### Directive
Pull out every line below that contains the string "Carrier", and copy each one in full.

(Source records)
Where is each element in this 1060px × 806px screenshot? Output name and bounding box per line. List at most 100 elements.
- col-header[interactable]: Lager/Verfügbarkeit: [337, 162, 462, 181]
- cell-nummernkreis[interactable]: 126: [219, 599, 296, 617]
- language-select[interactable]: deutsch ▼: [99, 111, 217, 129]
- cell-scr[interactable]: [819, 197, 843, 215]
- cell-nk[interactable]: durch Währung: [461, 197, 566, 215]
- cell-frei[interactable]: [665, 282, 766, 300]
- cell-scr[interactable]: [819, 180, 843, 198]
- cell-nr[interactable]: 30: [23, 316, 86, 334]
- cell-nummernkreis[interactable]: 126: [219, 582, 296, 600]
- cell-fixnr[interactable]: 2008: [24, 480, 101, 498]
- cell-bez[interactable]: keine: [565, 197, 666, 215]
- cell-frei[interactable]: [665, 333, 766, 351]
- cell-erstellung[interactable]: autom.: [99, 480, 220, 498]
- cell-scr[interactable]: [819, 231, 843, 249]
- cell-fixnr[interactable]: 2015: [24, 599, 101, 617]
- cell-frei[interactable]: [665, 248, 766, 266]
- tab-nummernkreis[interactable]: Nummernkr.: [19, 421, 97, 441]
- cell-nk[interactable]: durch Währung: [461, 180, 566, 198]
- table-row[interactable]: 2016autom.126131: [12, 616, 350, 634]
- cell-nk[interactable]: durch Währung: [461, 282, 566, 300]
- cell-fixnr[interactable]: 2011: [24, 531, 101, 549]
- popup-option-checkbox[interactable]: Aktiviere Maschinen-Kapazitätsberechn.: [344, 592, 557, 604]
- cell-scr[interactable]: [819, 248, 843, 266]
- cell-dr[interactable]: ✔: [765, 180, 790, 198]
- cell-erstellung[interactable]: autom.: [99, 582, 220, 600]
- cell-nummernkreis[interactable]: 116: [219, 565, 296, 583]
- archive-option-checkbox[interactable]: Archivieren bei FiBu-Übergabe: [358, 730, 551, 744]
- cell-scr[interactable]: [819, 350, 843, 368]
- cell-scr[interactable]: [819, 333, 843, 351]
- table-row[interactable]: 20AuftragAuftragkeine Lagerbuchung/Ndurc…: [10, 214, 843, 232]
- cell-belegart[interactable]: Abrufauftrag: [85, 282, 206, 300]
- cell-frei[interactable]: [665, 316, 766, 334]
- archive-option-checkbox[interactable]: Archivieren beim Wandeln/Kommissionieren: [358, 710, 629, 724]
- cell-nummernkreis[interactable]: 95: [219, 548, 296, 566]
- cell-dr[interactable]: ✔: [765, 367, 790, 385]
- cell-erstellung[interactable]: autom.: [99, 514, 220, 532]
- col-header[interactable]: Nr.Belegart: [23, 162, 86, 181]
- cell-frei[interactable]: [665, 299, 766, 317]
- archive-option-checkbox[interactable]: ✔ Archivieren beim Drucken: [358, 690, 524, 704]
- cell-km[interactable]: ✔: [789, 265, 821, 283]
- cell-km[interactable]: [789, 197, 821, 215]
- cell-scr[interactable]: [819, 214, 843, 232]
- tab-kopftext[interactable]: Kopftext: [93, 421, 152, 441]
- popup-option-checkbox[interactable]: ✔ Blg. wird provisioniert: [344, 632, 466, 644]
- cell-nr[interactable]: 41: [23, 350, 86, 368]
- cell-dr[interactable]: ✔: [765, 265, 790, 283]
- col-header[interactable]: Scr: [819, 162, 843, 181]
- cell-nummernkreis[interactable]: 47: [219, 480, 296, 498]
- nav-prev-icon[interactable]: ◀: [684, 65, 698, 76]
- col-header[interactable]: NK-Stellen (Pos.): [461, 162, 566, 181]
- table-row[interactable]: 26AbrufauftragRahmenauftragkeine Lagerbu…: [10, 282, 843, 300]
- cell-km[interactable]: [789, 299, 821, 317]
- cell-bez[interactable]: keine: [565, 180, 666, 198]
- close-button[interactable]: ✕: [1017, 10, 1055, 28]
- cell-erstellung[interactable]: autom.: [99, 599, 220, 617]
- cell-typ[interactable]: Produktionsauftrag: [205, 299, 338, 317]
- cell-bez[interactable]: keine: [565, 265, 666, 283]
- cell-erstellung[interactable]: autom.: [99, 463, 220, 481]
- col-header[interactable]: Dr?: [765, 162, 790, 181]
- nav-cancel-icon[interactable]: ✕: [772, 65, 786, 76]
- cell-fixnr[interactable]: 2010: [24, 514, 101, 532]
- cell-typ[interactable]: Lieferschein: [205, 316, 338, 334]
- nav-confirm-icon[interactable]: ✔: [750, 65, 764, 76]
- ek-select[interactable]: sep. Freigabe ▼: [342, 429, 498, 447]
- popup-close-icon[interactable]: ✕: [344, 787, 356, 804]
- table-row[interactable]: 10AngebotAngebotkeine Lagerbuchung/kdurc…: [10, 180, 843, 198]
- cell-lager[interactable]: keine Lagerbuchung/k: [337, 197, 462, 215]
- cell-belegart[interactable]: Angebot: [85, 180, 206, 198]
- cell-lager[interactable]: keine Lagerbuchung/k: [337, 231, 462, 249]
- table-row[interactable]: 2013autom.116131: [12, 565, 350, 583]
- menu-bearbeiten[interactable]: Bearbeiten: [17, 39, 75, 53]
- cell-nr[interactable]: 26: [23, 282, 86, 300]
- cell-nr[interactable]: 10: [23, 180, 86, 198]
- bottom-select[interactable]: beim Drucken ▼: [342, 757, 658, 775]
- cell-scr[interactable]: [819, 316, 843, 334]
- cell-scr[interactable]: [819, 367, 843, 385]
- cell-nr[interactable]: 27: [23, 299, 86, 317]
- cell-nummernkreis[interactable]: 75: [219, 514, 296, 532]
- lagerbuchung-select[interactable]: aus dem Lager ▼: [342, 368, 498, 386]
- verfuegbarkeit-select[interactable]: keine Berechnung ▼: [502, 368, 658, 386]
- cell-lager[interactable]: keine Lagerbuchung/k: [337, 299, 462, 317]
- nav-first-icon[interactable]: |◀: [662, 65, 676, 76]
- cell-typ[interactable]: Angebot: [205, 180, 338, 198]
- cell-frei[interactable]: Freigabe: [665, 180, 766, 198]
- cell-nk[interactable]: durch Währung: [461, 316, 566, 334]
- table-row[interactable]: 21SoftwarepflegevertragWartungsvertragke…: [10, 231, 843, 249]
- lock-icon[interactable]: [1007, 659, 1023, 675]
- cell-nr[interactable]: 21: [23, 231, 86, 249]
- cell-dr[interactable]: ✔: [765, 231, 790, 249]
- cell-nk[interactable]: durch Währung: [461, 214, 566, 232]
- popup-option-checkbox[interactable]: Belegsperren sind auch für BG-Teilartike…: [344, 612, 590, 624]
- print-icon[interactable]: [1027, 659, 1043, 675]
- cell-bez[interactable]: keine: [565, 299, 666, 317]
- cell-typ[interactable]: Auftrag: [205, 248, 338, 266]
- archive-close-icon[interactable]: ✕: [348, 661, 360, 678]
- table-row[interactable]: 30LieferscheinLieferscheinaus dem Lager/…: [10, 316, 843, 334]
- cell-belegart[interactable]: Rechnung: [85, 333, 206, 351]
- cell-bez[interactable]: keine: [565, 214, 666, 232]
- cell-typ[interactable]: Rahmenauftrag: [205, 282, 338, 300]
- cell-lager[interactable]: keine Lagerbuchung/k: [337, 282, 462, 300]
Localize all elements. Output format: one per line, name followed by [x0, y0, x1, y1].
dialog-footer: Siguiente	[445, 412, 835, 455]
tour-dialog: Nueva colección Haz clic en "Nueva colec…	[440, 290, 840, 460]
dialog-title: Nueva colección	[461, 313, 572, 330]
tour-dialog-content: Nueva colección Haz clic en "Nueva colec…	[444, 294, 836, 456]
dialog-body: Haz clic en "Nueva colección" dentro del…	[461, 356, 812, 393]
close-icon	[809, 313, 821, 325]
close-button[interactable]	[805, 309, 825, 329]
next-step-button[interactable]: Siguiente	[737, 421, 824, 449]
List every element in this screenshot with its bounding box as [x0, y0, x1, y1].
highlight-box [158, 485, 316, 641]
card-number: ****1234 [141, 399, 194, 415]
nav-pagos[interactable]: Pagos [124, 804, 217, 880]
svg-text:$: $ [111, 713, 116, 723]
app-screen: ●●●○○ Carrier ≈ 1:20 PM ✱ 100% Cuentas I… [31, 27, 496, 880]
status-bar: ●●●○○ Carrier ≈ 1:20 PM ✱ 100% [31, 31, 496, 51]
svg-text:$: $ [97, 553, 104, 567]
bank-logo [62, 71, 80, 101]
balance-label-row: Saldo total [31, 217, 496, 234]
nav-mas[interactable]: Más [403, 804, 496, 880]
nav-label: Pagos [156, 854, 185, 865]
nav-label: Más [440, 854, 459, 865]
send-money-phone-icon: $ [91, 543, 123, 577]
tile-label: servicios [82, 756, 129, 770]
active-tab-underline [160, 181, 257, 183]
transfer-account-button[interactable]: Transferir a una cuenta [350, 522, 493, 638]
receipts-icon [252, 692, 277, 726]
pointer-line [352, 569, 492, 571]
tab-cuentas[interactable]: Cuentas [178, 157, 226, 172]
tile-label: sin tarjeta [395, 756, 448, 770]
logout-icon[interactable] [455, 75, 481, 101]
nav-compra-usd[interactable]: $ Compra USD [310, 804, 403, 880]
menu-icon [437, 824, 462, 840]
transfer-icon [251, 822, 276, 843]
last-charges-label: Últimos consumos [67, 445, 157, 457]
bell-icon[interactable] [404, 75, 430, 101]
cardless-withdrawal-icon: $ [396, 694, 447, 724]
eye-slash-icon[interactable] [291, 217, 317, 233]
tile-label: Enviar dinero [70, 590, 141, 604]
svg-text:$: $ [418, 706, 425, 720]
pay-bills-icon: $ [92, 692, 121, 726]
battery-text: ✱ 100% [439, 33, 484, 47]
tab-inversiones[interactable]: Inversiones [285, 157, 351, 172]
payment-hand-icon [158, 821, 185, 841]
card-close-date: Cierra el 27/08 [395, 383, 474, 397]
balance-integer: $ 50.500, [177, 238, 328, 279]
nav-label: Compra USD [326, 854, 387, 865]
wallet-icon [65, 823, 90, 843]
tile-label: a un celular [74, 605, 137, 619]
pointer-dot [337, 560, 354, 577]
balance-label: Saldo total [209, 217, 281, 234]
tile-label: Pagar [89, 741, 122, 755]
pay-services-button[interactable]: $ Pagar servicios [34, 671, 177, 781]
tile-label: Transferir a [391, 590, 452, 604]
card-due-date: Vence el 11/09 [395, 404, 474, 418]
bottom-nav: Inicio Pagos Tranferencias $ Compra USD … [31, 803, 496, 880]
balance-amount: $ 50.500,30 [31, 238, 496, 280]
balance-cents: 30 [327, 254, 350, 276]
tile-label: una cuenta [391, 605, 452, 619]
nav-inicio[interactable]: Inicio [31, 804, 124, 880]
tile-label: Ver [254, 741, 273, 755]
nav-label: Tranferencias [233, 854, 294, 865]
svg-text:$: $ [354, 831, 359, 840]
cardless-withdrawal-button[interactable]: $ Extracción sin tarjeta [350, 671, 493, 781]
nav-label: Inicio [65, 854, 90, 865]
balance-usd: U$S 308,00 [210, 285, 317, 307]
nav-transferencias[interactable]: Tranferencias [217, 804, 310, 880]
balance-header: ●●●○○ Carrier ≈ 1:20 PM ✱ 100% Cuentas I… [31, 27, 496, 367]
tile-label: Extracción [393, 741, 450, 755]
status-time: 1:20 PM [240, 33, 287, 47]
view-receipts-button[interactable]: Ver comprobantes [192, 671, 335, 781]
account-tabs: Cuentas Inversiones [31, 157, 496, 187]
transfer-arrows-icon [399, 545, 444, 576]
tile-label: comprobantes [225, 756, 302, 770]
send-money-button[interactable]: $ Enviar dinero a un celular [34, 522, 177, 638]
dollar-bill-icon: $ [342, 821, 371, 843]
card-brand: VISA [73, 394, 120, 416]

### Response
app-screen: ●●●○○ Carrier ≈ 1:20 PM ✱ 100% Cuentas I… [31, 27, 496, 880]
status-bar: ●●●○○ Carrier ≈ 1:20 PM ✱ 100% [31, 31, 496, 51]
balance-header: ●●●○○ Carrier ≈ 1:20 PM ✱ 100% Cuentas I… [31, 27, 496, 367]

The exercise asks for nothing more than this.